---------- DATA PROVIDED

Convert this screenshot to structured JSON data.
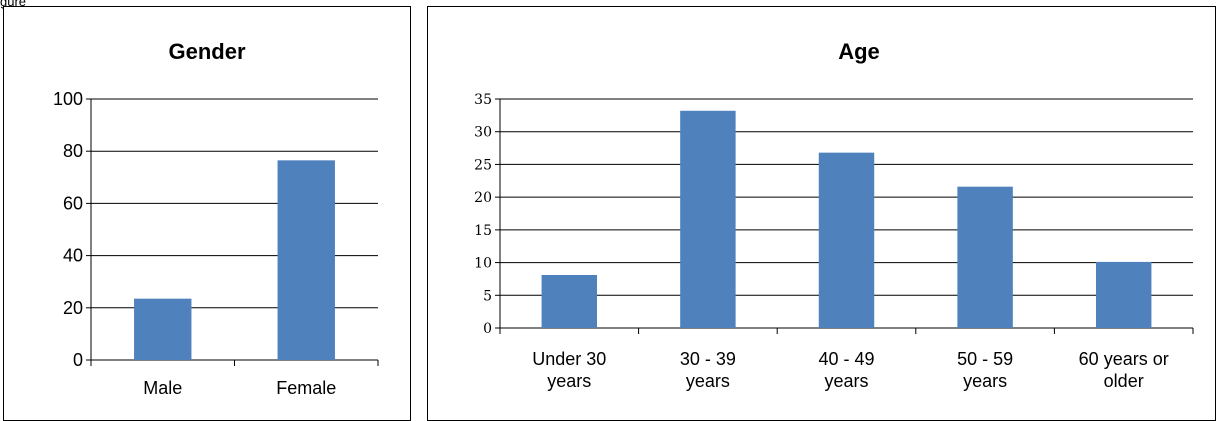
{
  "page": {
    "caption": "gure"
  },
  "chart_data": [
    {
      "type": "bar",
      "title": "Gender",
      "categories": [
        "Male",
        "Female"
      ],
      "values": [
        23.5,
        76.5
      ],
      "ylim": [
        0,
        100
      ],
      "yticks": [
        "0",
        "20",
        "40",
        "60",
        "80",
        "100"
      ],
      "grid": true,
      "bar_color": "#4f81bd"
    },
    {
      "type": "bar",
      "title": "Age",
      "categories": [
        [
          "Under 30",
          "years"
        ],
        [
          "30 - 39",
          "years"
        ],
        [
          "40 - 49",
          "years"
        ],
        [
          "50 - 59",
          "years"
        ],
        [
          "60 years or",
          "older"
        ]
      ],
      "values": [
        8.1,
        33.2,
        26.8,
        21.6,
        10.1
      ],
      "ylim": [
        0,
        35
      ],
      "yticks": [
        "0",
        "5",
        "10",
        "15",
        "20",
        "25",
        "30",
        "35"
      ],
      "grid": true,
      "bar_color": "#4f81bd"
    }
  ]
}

--------------------

* PROBLEM TO SOLVE
Strip out the pictures and quote the remaining data word for word.

* TASK ANSWER
Convert this screenshot to structured JSON data.
{
  "page": {
    "caption": "gure"
  },
  "chart_data": [
    {
      "type": "bar",
      "title": "Gender",
      "categories": [
        "Male",
        "Female"
      ],
      "values": [
        23.5,
        76.5
      ],
      "ylim": [
        0,
        100
      ],
      "yticks": [
        "0",
        "20",
        "40",
        "60",
        "80",
        "100"
      ],
      "grid": true,
      "bar_color": "#4f81bd"
    },
    {
      "type": "bar",
      "title": "Age",
      "categories": [
        [
          "Under 30",
          "years"
        ],
        [
          "30 - 39",
          "years"
        ],
        [
          "40 - 49",
          "years"
        ],
        [
          "50 - 59",
          "years"
        ],
        [
          "60 years or",
          "older"
        ]
      ],
      "values": [
        8.1,
        33.2,
        26.8,
        21.6,
        10.1
      ],
      "ylim": [
        0,
        35
      ],
      "yticks": [
        "0",
        "5",
        "10",
        "15",
        "20",
        "25",
        "30",
        "35"
      ],
      "grid": true,
      "bar_color": "#4f81bd"
    }
  ]
}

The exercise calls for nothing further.